:: Exercise brief ::
Transcribe the entries that follow exactly as they appear, minus pictures.

[Stored records]
* Start *
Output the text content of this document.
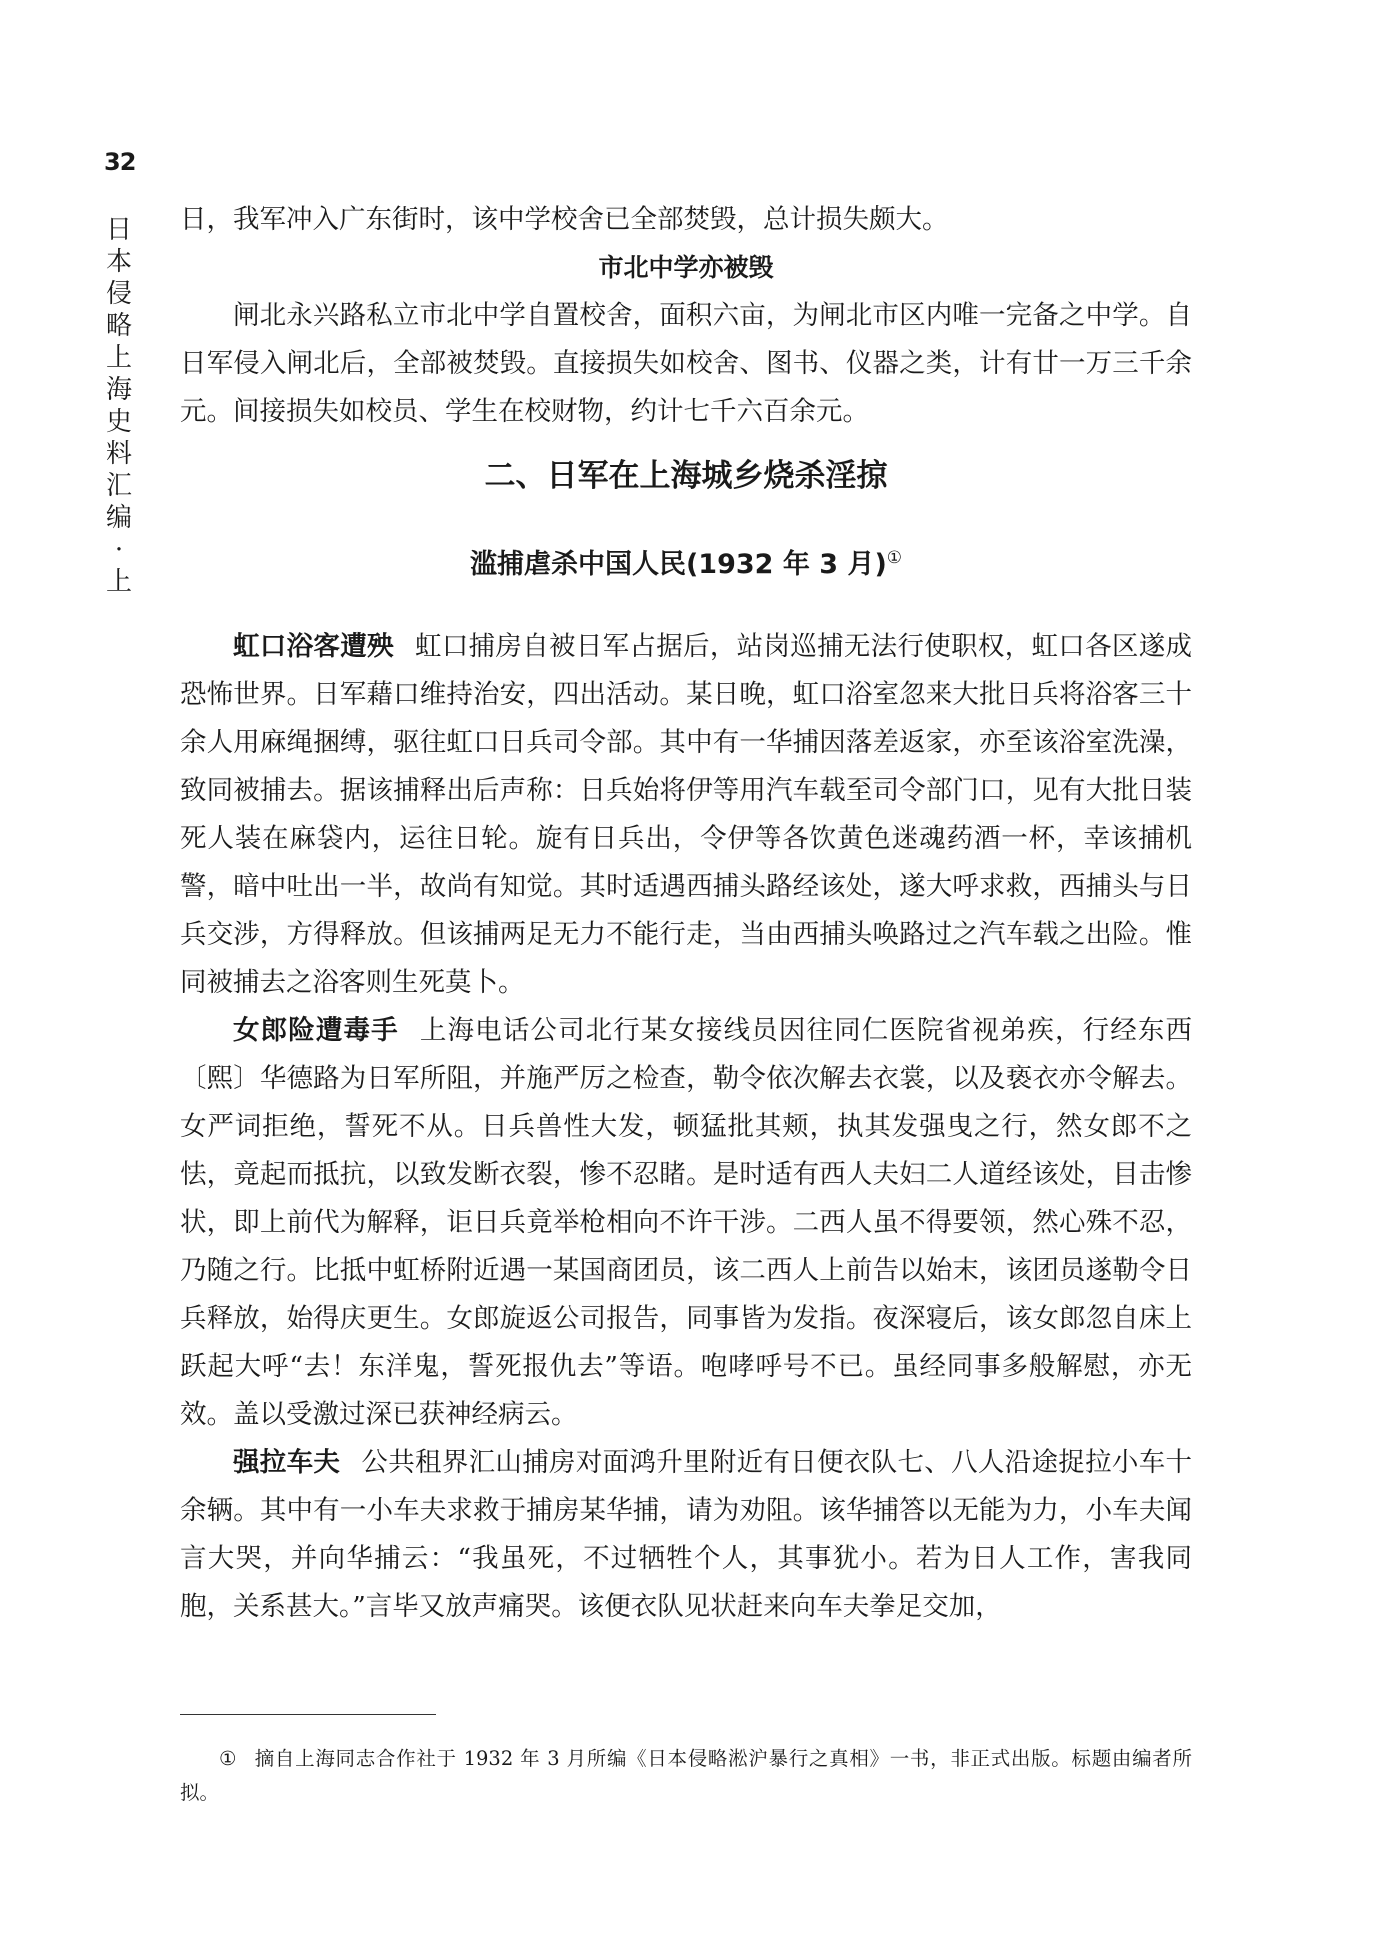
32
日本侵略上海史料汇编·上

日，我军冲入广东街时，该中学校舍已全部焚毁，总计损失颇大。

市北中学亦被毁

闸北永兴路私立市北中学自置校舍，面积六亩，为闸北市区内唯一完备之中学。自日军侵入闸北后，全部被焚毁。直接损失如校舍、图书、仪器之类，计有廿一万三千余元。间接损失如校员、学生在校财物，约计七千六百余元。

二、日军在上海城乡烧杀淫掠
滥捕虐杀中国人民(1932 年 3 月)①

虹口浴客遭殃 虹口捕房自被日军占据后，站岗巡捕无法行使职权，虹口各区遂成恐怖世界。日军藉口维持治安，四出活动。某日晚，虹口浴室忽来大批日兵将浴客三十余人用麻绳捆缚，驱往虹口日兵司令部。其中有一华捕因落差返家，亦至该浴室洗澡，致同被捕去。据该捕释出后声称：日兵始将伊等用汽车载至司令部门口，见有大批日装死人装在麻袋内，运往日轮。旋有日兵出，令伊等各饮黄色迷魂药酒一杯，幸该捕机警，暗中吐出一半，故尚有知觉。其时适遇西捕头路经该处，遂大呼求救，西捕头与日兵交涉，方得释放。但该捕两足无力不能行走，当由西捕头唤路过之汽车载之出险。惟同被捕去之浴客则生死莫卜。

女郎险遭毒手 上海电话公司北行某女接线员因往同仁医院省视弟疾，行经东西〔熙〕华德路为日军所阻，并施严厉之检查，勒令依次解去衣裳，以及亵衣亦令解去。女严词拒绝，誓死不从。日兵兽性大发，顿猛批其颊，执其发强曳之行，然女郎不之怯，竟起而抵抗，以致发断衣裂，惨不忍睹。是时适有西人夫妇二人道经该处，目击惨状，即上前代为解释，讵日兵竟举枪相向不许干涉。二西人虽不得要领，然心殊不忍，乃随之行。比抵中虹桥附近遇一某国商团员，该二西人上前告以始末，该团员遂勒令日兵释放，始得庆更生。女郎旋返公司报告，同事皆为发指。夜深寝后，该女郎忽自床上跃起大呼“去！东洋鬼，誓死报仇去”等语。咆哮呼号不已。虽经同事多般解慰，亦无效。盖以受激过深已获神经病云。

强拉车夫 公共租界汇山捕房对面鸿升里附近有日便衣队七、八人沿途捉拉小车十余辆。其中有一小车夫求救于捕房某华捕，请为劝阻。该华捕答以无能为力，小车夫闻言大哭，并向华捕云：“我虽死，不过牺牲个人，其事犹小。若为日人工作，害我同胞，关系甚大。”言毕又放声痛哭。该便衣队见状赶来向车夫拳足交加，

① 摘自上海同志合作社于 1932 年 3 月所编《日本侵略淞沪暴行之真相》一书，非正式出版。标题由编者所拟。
* End *
:: Exercise result ::
Output the text content of this document.
32
日本侵略上海史料汇编·上

日，我军冲入广东街时，该中学校舍已全部焚毁，总计损失颇大。

市北中学亦被毁

闸北永兴路私立市北中学自置校舍，面积六亩，为闸北市区内唯一完备之中学。自日军侵入闸北后，全部被焚毁。直接损失如校舍、图书、仪器之类，计有廿一万三千余元。间接损失如校员、学生在校财物，约计七千六百余元。

二、日军在上海城乡烧杀淫掠
滥捕虐杀中国人民(1932 年 3 月)①

虹口浴客遭殃 虹口捕房自被日军占据后，站岗巡捕无法行使职权，虹口各区遂成恐怖世界。日军藉口维持治安，四出活动。某日晚，虹口浴室忽来大批日兵将浴客三十余人用麻绳捆缚，驱往虹口日兵司令部。其中有一华捕因落差返家，亦至该浴室洗澡，致同被捕去。据该捕释出后声称：日兵始将伊等用汽车载至司令部门口，见有大批日装死人装在麻袋内，运往日轮。旋有日兵出，令伊等各饮黄色迷魂药酒一杯，幸该捕机警，暗中吐出一半，故尚有知觉。其时适遇西捕头路经该处，遂大呼求救，西捕头与日兵交涉，方得释放。但该捕两足无力不能行走，当由西捕头唤路过之汽车载之出险。惟同被捕去之浴客则生死莫卜。

女郎险遭毒手 上海电话公司北行某女接线员因往同仁医院省视弟疾，行经东西〔熙〕华德路为日军所阻，并施严厉之检查，勒令依次解去衣裳，以及亵衣亦令解去。女严词拒绝，誓死不从。日兵兽性大发，顿猛批其颊，执其发强曳之行，然女郎不之怯，竟起而抵抗，以致发断衣裂，惨不忍睹。是时适有西人夫妇二人道经该处，目击惨状，即上前代为解释，讵日兵竟举枪相向不许干涉。二西人虽不得要领，然心殊不忍，乃随之行。比抵中虹桥附近遇一某国商团员，该二西人上前告以始末，该团员遂勒令日兵释放，始得庆更生。女郎旋返公司报告，同事皆为发指。夜深寝后，该女郎忽自床上跃起大呼“去！东洋鬼，誓死报仇去”等语。咆哮呼号不已。虽经同事多般解慰，亦无效。盖以受激过深已获神经病云。

强拉车夫 公共租界汇山捕房对面鸿升里附近有日便衣队七、八人沿途捉拉小车十余辆。其中有一小车夫求救于捕房某华捕，请为劝阻。该华捕答以无能为力，小车夫闻言大哭，并向华捕云：“我虽死，不过牺牲个人，其事犹小。若为日人工作，害我同胞，关系甚大。”言毕又放声痛哭。该便衣队见状赶来向车夫拳足交加，

① 摘自上海同志合作社于 1932 年 3 月所编《日本侵略淞沪暴行之真相》一书，非正式出版。标题由编者所拟。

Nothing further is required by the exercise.